#### GIVEN INSTRUCTION:
Can you swap "tail-dot" for "tail-marker" throughout the entries below and give them back with nothing else changed?
========
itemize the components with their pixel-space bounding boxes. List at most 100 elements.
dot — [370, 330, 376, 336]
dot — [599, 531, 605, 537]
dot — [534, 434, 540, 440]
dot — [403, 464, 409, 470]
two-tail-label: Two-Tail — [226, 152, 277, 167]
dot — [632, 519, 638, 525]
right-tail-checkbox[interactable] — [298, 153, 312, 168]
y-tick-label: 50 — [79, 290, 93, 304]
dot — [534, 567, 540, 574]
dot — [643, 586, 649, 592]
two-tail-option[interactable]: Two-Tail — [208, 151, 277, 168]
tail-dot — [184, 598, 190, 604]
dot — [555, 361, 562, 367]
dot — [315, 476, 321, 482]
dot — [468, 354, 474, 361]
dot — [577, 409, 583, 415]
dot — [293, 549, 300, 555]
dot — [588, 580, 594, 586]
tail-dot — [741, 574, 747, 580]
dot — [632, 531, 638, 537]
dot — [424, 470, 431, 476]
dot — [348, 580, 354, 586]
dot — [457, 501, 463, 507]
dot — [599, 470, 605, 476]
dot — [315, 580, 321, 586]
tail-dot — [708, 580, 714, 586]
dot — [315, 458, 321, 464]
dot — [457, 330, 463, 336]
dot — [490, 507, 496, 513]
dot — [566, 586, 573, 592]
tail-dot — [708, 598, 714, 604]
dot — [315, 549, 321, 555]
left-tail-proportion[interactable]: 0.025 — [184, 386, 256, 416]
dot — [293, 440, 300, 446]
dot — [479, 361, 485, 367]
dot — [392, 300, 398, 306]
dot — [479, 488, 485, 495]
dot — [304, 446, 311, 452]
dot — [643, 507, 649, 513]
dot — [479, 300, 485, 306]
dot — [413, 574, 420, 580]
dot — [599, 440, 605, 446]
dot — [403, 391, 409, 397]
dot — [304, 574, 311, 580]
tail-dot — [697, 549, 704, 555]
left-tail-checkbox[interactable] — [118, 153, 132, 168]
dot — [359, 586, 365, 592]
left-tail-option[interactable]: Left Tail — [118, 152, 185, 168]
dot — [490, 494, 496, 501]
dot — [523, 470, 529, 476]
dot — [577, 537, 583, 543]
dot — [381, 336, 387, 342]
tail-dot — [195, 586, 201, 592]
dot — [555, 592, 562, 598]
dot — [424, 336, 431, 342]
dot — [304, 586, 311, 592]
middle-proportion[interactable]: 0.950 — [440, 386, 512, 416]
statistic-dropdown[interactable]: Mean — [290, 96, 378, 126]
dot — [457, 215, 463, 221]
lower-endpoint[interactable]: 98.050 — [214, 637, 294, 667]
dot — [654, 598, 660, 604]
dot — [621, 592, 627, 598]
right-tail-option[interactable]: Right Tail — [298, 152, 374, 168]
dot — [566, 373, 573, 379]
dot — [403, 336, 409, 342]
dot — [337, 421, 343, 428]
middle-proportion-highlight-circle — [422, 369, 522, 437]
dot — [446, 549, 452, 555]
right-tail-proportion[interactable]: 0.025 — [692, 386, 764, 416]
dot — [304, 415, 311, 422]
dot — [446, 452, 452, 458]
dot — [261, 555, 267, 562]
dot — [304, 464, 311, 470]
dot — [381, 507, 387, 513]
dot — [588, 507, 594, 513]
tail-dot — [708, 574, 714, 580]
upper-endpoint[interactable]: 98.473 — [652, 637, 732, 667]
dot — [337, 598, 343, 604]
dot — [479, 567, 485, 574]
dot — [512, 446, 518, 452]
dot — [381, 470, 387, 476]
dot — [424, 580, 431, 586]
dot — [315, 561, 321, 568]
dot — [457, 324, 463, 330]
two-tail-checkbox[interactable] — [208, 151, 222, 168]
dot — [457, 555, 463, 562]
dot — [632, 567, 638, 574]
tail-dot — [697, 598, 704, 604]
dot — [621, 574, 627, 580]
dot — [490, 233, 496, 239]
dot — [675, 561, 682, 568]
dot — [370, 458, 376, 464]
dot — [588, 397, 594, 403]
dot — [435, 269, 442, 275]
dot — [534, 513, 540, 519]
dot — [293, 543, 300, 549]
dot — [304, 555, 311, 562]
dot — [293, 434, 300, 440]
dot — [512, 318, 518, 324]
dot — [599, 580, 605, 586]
========
#### SOLUTION BELOW:
itemize the components with their pixel-space bounding boxes. List at most 100 elements.
dot — [370, 330, 376, 336]
dot — [599, 531, 605, 537]
dot — [534, 434, 540, 440]
dot — [403, 464, 409, 470]
two-tail-label: Two-Tail — [226, 152, 277, 167]
dot — [632, 519, 638, 525]
right-tail-checkbox[interactable] — [298, 153, 312, 168]
y-tick-label: 50 — [79, 290, 93, 304]
dot — [534, 567, 540, 574]
dot — [643, 586, 649, 592]
two-tail-option[interactable]: Two-Tail — [208, 151, 277, 168]
tail-marker — [184, 598, 190, 604]
dot — [555, 361, 562, 367]
dot — [315, 476, 321, 482]
dot — [468, 354, 474, 361]
dot — [577, 409, 583, 415]
dot — [293, 549, 300, 555]
dot — [588, 580, 594, 586]
tail-marker — [741, 574, 747, 580]
dot — [632, 531, 638, 537]
dot — [424, 470, 431, 476]
dot — [348, 580, 354, 586]
dot — [457, 501, 463, 507]
dot — [599, 470, 605, 476]
dot — [315, 580, 321, 586]
tail-marker — [708, 580, 714, 586]
dot — [315, 458, 321, 464]
dot — [457, 330, 463, 336]
dot — [490, 507, 496, 513]
dot — [566, 586, 573, 592]
tail-marker — [708, 598, 714, 604]
dot — [315, 549, 321, 555]
left-tail-proportion[interactable]: 0.025 — [184, 386, 256, 416]
dot — [293, 440, 300, 446]
dot — [479, 361, 485, 367]
dot — [392, 300, 398, 306]
dot — [479, 488, 485, 495]
dot — [304, 446, 311, 452]
dot — [643, 507, 649, 513]
dot — [479, 300, 485, 306]
dot — [413, 574, 420, 580]
dot — [599, 440, 605, 446]
dot — [403, 391, 409, 397]
dot — [304, 574, 311, 580]
tail-marker — [697, 549, 704, 555]
left-tail-checkbox[interactable] — [118, 153, 132, 168]
dot — [359, 586, 365, 592]
left-tail-option[interactable]: Left Tail — [118, 152, 185, 168]
dot — [490, 494, 496, 501]
dot — [523, 470, 529, 476]
dot — [577, 537, 583, 543]
dot — [381, 336, 387, 342]
tail-marker — [195, 586, 201, 592]
dot — [555, 592, 562, 598]
dot — [424, 336, 431, 342]
dot — [304, 586, 311, 592]
middle-proportion[interactable]: 0.950 — [440, 386, 512, 416]
statistic-dropdown[interactable]: Mean — [290, 96, 378, 126]
dot — [457, 215, 463, 221]
lower-endpoint[interactable]: 98.050 — [214, 637, 294, 667]
dot — [654, 598, 660, 604]
dot — [621, 592, 627, 598]
right-tail-option[interactable]: Right Tail — [298, 152, 374, 168]
dot — [566, 373, 573, 379]
dot — [403, 336, 409, 342]
dot — [337, 421, 343, 428]
middle-proportion-highlight-circle — [422, 369, 522, 437]
dot — [446, 549, 452, 555]
right-tail-proportion[interactable]: 0.025 — [692, 386, 764, 416]
dot — [304, 415, 311, 422]
dot — [446, 452, 452, 458]
dot — [261, 555, 267, 562]
dot — [304, 464, 311, 470]
dot — [381, 507, 387, 513]
dot — [588, 507, 594, 513]
tail-marker — [708, 574, 714, 580]
upper-endpoint[interactable]: 98.473 — [652, 637, 732, 667]
dot — [337, 598, 343, 604]
dot — [479, 567, 485, 574]
dot — [512, 446, 518, 452]
dot — [381, 470, 387, 476]
dot — [424, 580, 431, 586]
dot — [315, 561, 321, 568]
dot — [457, 324, 463, 330]
two-tail-checkbox[interactable] — [208, 151, 222, 168]
dot — [457, 555, 463, 562]
dot — [632, 567, 638, 574]
tail-marker — [697, 598, 704, 604]
dot — [621, 574, 627, 580]
dot — [490, 233, 496, 239]
dot — [675, 561, 682, 568]
dot — [370, 458, 376, 464]
dot — [588, 397, 594, 403]
dot — [435, 269, 442, 275]
dot — [534, 513, 540, 519]
dot — [293, 543, 300, 549]
dot — [304, 555, 311, 562]
dot — [293, 434, 300, 440]
dot — [512, 318, 518, 324]
dot — [599, 580, 605, 586]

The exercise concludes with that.